=== DATA TO PROCESS ===
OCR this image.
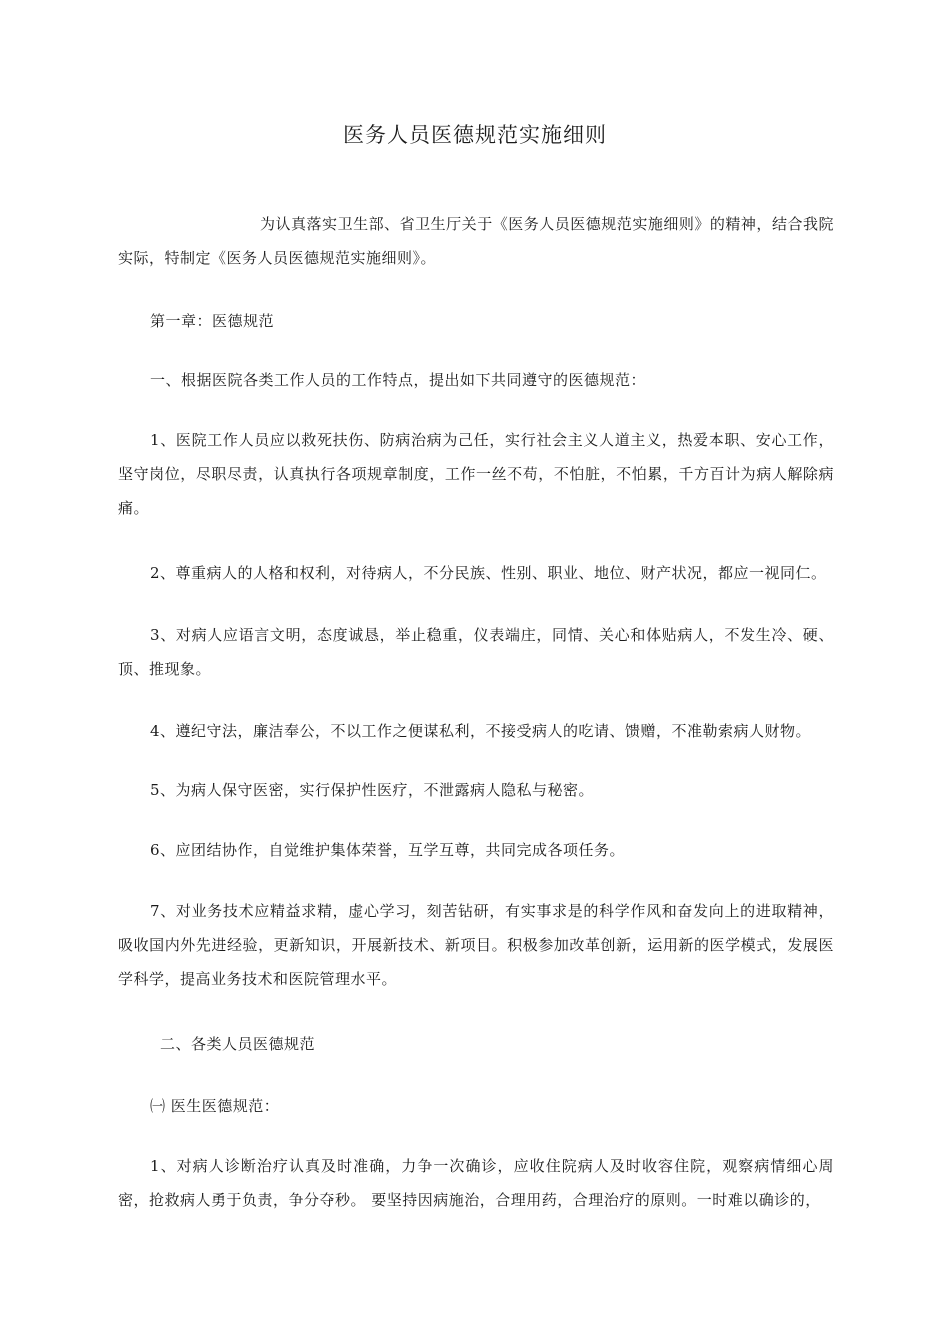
医务人员医德规范实施细则
为认真落实卫生部、省卫生厅关于《医务人员医德规范实施细则》的精神，结合我院实际，特制定《医务人员医德规范实施细则》。
第一章：医德规范
一、根据医院各类工作人员的工作特点，提出如下共同遵守的医德规范：
1、医院工作人员应以救死扶伤、防病治病为己任，实行社会主义人道主义，热爱本职、安心工作，坚守岗位，尽职尽责，认真执行各项规章制度，工作一丝不苟，不怕脏，不怕累，千方百计为病人解除病痛。
2、尊重病人的人格和权利，对待病人，不分民族、性别、职业、地位、财产状况，都应一视同仁。
3、对病人应语言文明，态度诚恳，举止稳重，仪表端庄，同情、关心和体贴病人，不发生冷、硬、顶、推现象。
4、遵纪守法，廉洁奉公，不以工作之便谋私利，不接受病人的吃请、馈赠，不准勒索病人财物。
5、为病人保守医密，实行保护性医疗，不泄露病人隐私与秘密。
6、应团结协作，自觉维护集体荣誉，互学互尊，共同完成各项任务。
7、对业务技术应精益求精，虚心学习，刻苦钻研，有实事求是的科学作风和奋发向上的进取精神，吸收国内外先进经验，更新知识，开展新技术、新项目。积极参加改革创新，运用新的医学模式，发展医学科学，提高业务技术和医院管理水平。
二、各类人员医德规范
㈠ 医生医德规范：
1、对病人诊断治疗认真及时准确，力争一次确诊，应收住院病人及时收容住院，观察病情细心周密，抢救病人勇于负责，争分夺秒。 要坚持因病施治，合理用药，合理治疗的原则。一时难以确诊的，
===
● **TASK GOAL**:
All entries are to be retyped exactly. Omit any embedded images.

● **FINISHED EXERCISE**:
OCR this image.
医务人员医德规范实施细则
为认真落实卫生部、省卫生厅关于《医务人员医德规范实施细则》的精神，结合我院实际，特制定《医务人员医德规范实施细则》。
第一章：医德规范
一、根据医院各类工作人员的工作特点，提出如下共同遵守的医德规范：
1、医院工作人员应以救死扶伤、防病治病为己任，实行社会主义人道主义，热爱本职、安心工作，坚守岗位，尽职尽责，认真执行各项规章制度，工作一丝不苟，不怕脏，不怕累，千方百计为病人解除病痛。
2、尊重病人的人格和权利，对待病人，不分民族、性别、职业、地位、财产状况，都应一视同仁。
3、对病人应语言文明，态度诚恳，举止稳重，仪表端庄，同情、关心和体贴病人，不发生冷、硬、顶、推现象。
4、遵纪守法，廉洁奉公，不以工作之便谋私利，不接受病人的吃请、馈赠，不准勒索病人财物。
5、为病人保守医密，实行保护性医疗，不泄露病人隐私与秘密。
6、应团结协作，自觉维护集体荣誉，互学互尊，共同完成各项任务。
7、对业务技术应精益求精，虚心学习，刻苦钻研，有实事求是的科学作风和奋发向上的进取精神，吸收国内外先进经验，更新知识，开展新技术、新项目。积极参加改革创新，运用新的医学模式，发展医学科学，提高业务技术和医院管理水平。
二、各类人员医德规范
㈠ 医生医德规范：
1、对病人诊断治疗认真及时准确，力争一次确诊，应收住院病人及时收容住院，观察病情细心周密，抢救病人勇于负责，争分夺秒。 要坚持因病施治，合理用药，合理治疗的原则。一时难以确诊的，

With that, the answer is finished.